What you will do: Extract each line holding the word "클래스룸" from the entries.

[start Extracted information]

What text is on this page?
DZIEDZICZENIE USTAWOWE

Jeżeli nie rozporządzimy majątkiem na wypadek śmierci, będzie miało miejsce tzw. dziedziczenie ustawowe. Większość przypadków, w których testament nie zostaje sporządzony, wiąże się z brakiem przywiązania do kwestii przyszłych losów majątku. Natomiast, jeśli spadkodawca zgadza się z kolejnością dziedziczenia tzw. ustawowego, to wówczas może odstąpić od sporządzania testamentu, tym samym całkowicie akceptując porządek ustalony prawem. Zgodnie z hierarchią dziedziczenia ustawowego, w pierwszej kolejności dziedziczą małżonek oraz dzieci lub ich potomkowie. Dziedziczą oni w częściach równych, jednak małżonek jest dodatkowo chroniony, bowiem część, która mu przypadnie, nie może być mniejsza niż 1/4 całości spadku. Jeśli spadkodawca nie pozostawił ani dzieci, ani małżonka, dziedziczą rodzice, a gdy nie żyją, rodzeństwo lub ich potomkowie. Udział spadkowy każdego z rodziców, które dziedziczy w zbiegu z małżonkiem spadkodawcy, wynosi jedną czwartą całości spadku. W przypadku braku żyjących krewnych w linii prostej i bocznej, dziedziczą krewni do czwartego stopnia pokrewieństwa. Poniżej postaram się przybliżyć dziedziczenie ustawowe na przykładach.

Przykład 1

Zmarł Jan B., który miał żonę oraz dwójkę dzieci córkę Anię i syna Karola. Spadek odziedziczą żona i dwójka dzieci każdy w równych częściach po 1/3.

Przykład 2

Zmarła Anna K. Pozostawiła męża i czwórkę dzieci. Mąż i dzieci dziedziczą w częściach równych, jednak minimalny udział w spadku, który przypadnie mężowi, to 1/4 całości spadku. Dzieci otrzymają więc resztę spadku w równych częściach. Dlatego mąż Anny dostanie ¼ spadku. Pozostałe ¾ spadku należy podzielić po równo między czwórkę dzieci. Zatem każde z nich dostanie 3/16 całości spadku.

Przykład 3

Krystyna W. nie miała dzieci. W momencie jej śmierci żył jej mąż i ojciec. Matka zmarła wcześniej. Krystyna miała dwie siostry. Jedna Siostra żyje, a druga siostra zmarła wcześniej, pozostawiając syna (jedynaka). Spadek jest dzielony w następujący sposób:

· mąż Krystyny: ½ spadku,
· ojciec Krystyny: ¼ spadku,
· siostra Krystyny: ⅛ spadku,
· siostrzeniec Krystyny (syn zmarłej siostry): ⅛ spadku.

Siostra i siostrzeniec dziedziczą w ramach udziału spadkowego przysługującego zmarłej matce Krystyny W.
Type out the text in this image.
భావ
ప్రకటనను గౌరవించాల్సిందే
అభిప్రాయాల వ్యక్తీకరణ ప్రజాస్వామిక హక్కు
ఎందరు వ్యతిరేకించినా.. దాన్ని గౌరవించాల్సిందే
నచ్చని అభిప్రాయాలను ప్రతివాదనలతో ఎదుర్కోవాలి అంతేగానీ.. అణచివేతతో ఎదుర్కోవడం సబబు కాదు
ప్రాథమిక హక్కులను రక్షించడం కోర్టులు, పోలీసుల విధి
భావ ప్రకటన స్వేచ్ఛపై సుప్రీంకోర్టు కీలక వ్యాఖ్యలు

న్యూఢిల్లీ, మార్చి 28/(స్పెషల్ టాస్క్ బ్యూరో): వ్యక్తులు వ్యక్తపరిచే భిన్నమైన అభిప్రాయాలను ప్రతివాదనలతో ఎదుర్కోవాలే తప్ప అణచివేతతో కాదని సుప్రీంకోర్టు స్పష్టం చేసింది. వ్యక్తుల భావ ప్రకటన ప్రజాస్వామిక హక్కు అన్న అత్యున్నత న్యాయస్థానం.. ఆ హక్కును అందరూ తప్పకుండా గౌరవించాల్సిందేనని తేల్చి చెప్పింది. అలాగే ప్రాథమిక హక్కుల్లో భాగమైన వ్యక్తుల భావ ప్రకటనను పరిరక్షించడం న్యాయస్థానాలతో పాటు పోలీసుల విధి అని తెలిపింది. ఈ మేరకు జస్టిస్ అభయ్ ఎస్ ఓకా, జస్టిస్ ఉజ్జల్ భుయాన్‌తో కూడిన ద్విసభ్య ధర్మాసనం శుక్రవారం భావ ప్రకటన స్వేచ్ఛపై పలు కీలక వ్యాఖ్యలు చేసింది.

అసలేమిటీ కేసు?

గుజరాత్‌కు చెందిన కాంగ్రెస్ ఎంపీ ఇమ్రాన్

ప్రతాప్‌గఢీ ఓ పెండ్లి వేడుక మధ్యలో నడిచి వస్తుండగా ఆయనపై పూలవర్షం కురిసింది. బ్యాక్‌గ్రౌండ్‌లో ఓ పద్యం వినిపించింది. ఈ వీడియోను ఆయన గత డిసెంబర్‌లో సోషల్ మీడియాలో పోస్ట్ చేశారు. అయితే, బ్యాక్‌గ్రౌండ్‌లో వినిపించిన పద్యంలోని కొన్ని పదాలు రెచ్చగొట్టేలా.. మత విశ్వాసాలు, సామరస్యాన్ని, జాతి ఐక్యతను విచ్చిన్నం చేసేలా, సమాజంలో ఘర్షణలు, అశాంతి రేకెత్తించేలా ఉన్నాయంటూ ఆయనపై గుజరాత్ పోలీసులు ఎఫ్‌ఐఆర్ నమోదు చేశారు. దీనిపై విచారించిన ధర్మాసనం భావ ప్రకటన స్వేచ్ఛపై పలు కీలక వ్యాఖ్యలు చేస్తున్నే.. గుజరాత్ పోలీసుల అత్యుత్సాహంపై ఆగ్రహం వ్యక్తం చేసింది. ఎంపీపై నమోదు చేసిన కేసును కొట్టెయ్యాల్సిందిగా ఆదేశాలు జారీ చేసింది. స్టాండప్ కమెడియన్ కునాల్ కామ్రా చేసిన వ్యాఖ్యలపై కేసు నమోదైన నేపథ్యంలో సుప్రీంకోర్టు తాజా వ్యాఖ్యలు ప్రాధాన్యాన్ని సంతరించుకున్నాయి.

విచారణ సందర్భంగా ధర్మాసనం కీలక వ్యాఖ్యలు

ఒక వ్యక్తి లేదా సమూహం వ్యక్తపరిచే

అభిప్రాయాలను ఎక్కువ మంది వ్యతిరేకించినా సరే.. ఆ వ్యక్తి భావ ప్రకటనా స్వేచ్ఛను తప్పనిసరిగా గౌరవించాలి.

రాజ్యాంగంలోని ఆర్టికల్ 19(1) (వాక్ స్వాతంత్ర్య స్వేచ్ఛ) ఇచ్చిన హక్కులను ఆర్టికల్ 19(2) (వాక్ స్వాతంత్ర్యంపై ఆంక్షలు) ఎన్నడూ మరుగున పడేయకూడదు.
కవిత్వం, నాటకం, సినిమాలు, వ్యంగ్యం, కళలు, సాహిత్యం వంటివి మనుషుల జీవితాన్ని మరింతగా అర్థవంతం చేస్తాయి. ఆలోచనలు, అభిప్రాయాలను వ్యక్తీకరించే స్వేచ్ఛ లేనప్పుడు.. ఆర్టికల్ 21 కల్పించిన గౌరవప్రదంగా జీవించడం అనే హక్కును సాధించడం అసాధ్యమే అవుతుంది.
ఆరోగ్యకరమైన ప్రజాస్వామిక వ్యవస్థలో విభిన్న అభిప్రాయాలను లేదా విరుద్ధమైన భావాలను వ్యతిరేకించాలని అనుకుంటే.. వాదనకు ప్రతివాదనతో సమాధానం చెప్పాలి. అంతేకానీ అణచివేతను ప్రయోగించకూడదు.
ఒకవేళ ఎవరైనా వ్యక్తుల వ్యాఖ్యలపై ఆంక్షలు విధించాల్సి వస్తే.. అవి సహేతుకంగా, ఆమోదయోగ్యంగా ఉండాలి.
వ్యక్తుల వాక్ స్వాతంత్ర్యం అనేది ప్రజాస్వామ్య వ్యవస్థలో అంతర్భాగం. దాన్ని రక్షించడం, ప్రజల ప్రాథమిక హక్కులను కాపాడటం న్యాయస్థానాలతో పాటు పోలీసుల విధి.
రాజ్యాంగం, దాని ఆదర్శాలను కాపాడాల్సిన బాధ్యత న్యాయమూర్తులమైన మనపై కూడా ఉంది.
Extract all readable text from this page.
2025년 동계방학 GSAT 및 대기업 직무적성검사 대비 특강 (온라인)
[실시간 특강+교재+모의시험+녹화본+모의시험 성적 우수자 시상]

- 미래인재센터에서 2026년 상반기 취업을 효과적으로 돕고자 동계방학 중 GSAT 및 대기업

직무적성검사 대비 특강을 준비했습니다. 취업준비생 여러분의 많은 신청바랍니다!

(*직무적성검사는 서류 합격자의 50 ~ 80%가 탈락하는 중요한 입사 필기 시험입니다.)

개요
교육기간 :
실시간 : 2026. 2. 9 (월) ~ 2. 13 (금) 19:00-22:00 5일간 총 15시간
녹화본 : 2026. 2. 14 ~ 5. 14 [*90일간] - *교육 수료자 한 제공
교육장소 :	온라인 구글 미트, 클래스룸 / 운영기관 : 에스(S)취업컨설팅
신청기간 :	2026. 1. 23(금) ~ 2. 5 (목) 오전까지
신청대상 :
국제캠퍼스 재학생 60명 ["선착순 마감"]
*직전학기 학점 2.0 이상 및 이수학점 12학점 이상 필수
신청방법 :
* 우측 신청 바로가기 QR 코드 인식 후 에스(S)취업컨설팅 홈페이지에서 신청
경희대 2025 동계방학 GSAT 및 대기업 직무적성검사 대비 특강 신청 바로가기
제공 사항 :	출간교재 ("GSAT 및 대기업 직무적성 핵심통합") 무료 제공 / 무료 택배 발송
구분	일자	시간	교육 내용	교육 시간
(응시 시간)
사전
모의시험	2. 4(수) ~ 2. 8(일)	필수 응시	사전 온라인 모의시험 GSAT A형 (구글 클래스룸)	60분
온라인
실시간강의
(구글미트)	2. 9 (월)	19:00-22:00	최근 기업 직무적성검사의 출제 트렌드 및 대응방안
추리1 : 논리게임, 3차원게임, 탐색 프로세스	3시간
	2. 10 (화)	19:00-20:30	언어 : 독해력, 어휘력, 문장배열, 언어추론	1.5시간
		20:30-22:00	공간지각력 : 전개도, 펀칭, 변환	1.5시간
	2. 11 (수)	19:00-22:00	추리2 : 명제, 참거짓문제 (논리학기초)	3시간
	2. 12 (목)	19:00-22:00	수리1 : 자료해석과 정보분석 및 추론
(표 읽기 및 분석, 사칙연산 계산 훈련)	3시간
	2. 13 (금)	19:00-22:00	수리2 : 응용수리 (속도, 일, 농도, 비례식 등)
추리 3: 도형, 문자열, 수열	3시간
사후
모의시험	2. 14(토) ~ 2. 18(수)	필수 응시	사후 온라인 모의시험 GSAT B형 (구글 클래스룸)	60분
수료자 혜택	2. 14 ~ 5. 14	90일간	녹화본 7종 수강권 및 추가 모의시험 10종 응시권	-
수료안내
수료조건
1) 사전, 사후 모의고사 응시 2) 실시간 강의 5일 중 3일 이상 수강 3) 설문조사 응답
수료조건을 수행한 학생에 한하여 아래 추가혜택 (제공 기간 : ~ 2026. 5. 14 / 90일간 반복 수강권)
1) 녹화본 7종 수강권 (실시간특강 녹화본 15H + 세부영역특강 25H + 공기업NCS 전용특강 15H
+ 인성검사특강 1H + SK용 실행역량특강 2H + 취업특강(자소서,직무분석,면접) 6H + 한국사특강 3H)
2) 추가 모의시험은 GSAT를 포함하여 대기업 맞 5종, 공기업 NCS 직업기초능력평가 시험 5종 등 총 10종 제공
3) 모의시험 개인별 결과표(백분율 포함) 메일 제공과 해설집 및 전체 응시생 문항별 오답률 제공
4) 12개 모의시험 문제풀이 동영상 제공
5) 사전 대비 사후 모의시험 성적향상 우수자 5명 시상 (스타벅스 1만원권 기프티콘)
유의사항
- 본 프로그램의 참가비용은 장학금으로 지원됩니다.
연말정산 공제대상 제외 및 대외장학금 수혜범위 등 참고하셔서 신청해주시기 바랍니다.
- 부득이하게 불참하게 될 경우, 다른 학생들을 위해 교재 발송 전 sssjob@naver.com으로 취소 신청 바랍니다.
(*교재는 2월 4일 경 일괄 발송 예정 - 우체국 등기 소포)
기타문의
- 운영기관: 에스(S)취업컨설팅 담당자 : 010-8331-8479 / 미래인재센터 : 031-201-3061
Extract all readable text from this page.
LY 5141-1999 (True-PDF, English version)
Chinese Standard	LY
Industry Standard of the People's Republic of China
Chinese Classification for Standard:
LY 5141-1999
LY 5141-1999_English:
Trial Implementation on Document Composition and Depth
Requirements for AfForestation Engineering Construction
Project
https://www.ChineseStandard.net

[end Extracted information]

The answer:
교육장소 :	온라인 구글 미트, 클래스룸 / 운영기관 : 에스(S)취업컨설팅
모의시험	2. 4(수) ~ 2. 8(일)	필수 응시	사전 온라인 모의시험 GSAT A형 (구글 클래스룸)	60분
모의시험	2. 14(토) ~ 2. 18(수)	필수 응시	사후 온라인 모의시험 GSAT B형 (구글 클래스룸)	60분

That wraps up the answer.